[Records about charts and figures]
----
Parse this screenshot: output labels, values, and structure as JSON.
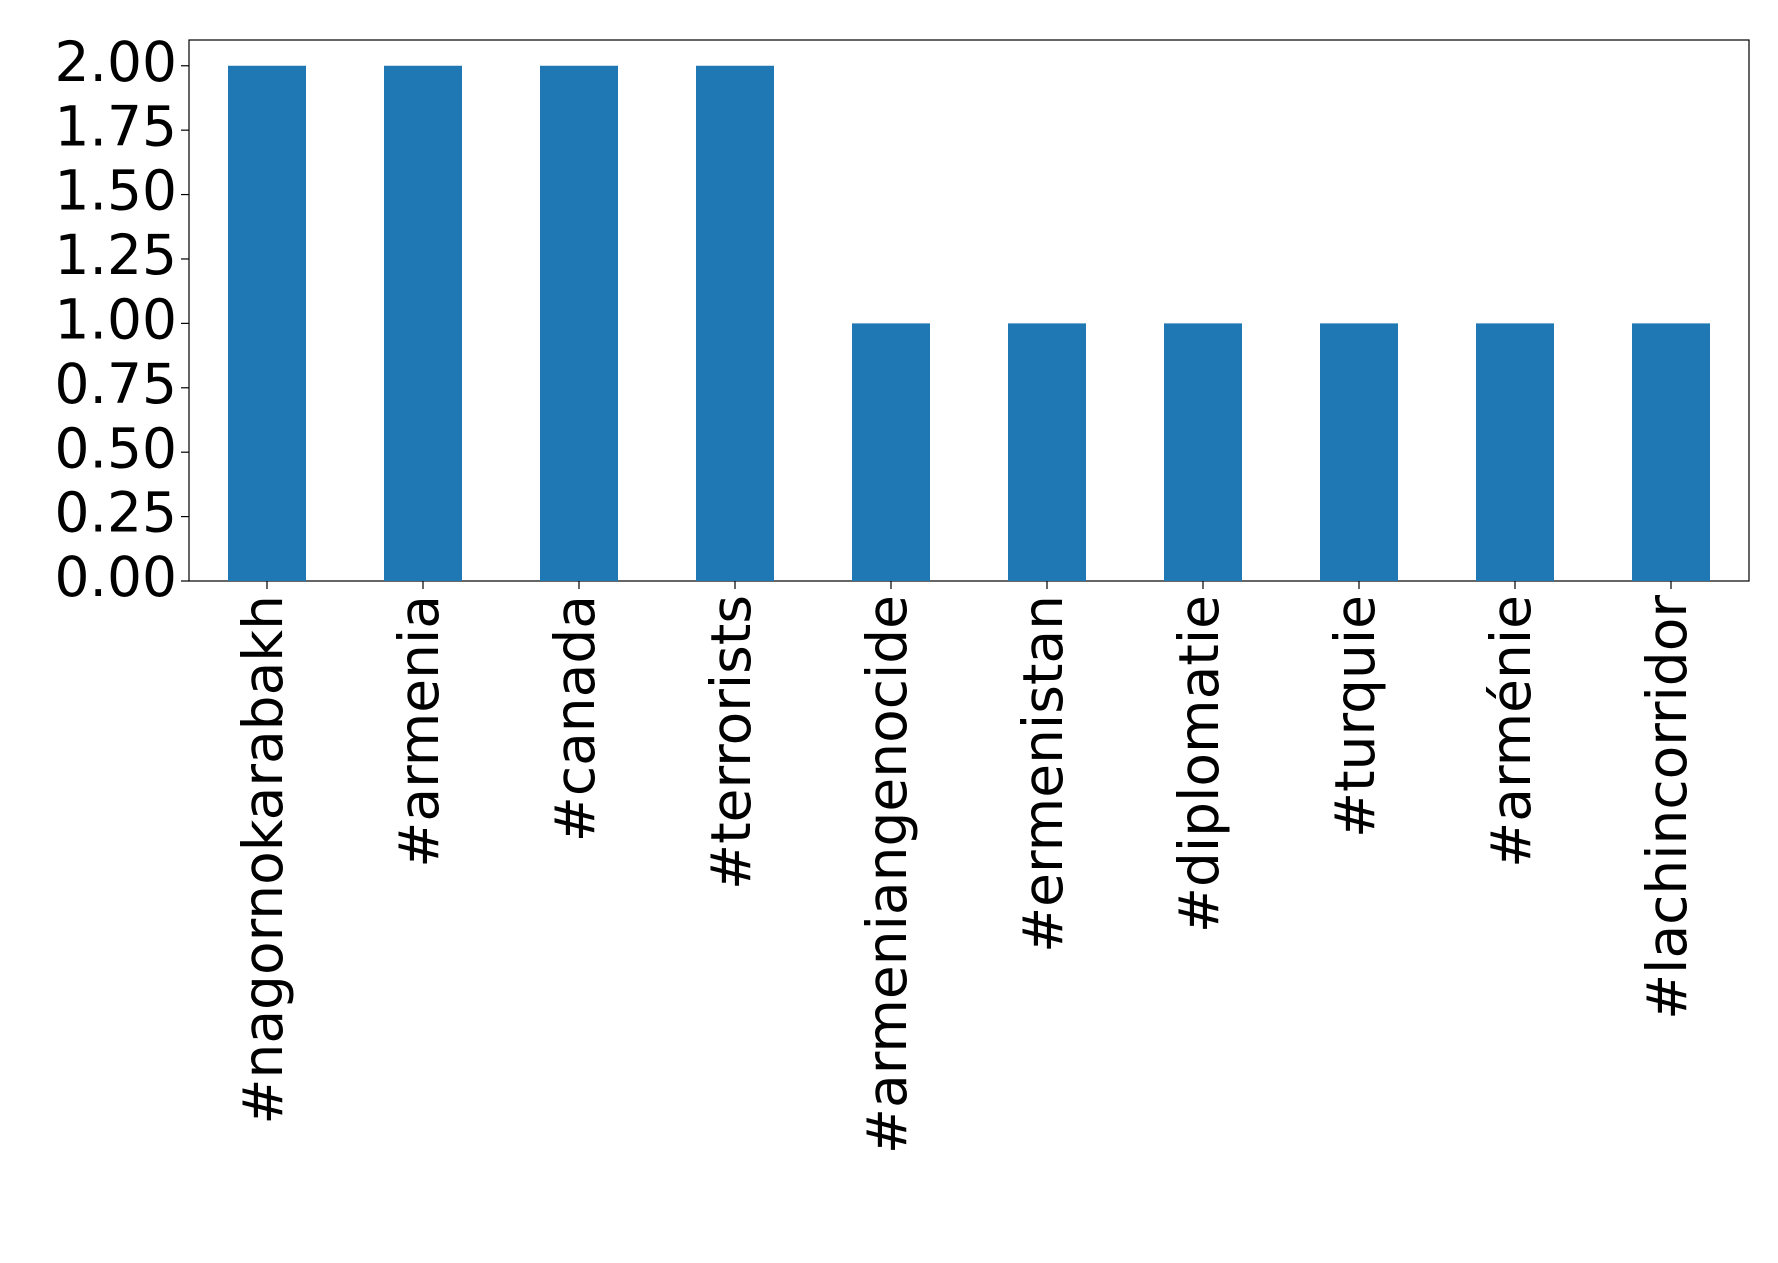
{
  "chart_data": {
    "type": "bar",
    "categories": [
      "#nagornokarabakh",
      "#armenia",
      "#canada",
      "#terrorists",
      "#armeniangenocide",
      "#ermenistan",
      "#diplomatie",
      "#turquie",
      "#arménie",
      "#lachincorridor"
    ],
    "values": [
      2,
      2,
      2,
      2,
      1,
      1,
      1,
      1,
      1,
      1
    ],
    "color": "#1f77b4",
    "ylim": [
      0,
      2.1
    ],
    "yticks": [
      {
        "value": 0,
        "label": "0.00"
      },
      {
        "value": 0.25,
        "label": "0.25"
      },
      {
        "value": 0.5,
        "label": "0.50"
      },
      {
        "value": 0.75,
        "label": "0.75"
      },
      {
        "value": 1,
        "label": "1.00"
      },
      {
        "value": 1.25,
        "label": "1.25"
      },
      {
        "value": 1.5,
        "label": "1.50"
      },
      {
        "value": 1.75,
        "label": "1.75"
      },
      {
        "value": 2,
        "label": "2.00"
      }
    ],
    "grid": false
  }
}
----
▸ **WHAT IS ASKED**:
Reproduce all the entries that precede this task, word for word, minus any pictures.

▸ **WRITTEN REPLY**:
Parse this screenshot: output labels, values, and structure as JSON.
{
  "chart_data": {
    "type": "bar",
    "categories": [
      "#nagornokarabakh",
      "#armenia",
      "#canada",
      "#terrorists",
      "#armeniangenocide",
      "#ermenistan",
      "#diplomatie",
      "#turquie",
      "#arménie",
      "#lachincorridor"
    ],
    "values": [
      2,
      2,
      2,
      2,
      1,
      1,
      1,
      1,
      1,
      1
    ],
    "color": "#1f77b4",
    "ylim": [
      0,
      2.1
    ],
    "yticks": [
      {
        "value": 0,
        "label": "0.00"
      },
      {
        "value": 0.25,
        "label": "0.25"
      },
      {
        "value": 0.5,
        "label": "0.50"
      },
      {
        "value": 0.75,
        "label": "0.75"
      },
      {
        "value": 1,
        "label": "1.00"
      },
      {
        "value": 1.25,
        "label": "1.25"
      },
      {
        "value": 1.5,
        "label": "1.50"
      },
      {
        "value": 1.75,
        "label": "1.75"
      },
      {
        "value": 2,
        "label": "2.00"
      }
    ],
    "grid": false
  }
}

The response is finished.